## CHALLENGE
Copy every entry word for word. Skip the pictures.

## TASK INPUTS

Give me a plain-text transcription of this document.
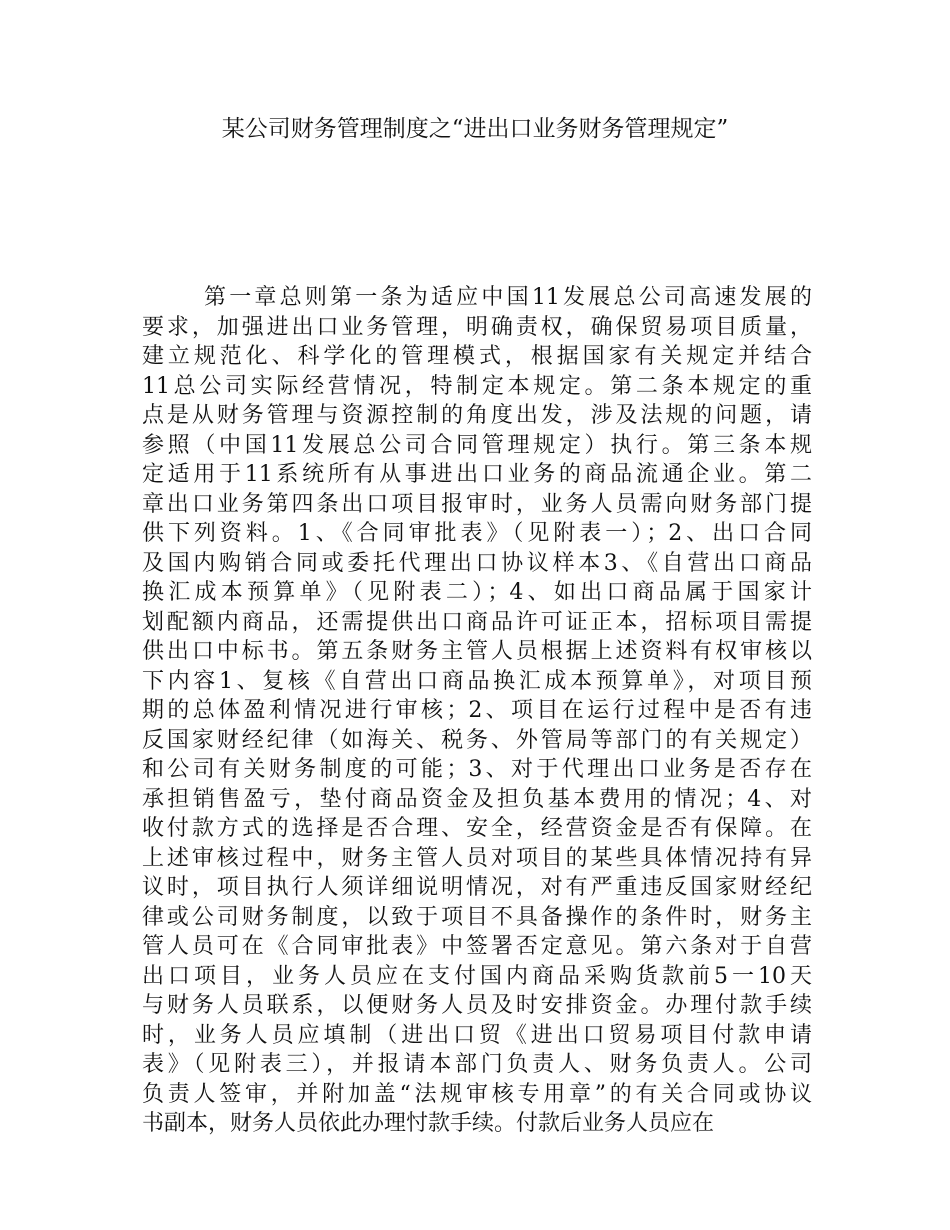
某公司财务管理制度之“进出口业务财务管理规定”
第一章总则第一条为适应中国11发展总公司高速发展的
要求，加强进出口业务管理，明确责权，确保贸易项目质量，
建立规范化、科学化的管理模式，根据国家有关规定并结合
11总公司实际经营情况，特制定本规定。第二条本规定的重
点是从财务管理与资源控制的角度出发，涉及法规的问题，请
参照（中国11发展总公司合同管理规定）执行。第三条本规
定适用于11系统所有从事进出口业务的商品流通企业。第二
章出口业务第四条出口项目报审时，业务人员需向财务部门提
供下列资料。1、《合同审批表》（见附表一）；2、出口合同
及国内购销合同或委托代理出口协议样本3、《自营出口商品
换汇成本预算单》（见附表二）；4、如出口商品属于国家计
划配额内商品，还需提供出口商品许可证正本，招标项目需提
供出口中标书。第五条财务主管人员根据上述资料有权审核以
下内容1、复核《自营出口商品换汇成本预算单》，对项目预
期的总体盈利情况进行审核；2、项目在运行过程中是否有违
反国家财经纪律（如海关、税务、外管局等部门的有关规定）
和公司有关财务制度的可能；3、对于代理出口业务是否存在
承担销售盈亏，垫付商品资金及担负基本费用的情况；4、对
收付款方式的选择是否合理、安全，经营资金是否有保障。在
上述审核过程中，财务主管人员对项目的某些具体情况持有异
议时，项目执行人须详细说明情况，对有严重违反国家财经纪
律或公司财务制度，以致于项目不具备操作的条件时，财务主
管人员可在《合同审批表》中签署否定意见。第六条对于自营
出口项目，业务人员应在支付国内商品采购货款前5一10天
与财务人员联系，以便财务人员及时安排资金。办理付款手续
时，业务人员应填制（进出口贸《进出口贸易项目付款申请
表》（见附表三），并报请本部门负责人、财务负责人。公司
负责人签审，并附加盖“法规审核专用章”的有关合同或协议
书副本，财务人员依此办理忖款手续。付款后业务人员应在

## TASK SOLUTION
Give me a plain-text transcription of this document.
某公司财务管理制度之“进出口业务财务管理规定”
第一章总则第一条为适应中国11发展总公司高速发展的
要求，加强进出口业务管理，明确责权，确保贸易项目质量，
建立规范化、科学化的管理模式，根据国家有关规定并结合
11总公司实际经营情况，特制定本规定。第二条本规定的重
点是从财务管理与资源控制的角度出发，涉及法规的问题，请
参照（中国11发展总公司合同管理规定）执行。第三条本规
定适用于11系统所有从事进出口业务的商品流通企业。第二
章出口业务第四条出口项目报审时，业务人员需向财务部门提
供下列资料。1、《合同审批表》（见附表一）；2、出口合同
及国内购销合同或委托代理出口协议样本3、《自营出口商品
换汇成本预算单》（见附表二）；4、如出口商品属于国家计
划配额内商品，还需提供出口商品许可证正本，招标项目需提
供出口中标书。第五条财务主管人员根据上述资料有权审核以
下内容1、复核《自营出口商品换汇成本预算单》，对项目预
期的总体盈利情况进行审核；2、项目在运行过程中是否有违
反国家财经纪律（如海关、税务、外管局等部门的有关规定）
和公司有关财务制度的可能；3、对于代理出口业务是否存在
承担销售盈亏，垫付商品资金及担负基本费用的情况；4、对
收付款方式的选择是否合理、安全，经营资金是否有保障。在
上述审核过程中，财务主管人员对项目的某些具体情况持有异
议时，项目执行人须详细说明情况，对有严重违反国家财经纪
律或公司财务制度，以致于项目不具备操作的条件时，财务主
管人员可在《合同审批表》中签署否定意见。第六条对于自营
出口项目，业务人员应在支付国内商品采购货款前5一10天
与财务人员联系，以便财务人员及时安排资金。办理付款手续
时，业务人员应填制（进出口贸《进出口贸易项目付款申请
表》（见附表三），并报请本部门负责人、财务负责人。公司
负责人签审，并附加盖“法规审核专用章”的有关合同或协议
书副本，财务人员依此办理忖款手续。付款后业务人员应在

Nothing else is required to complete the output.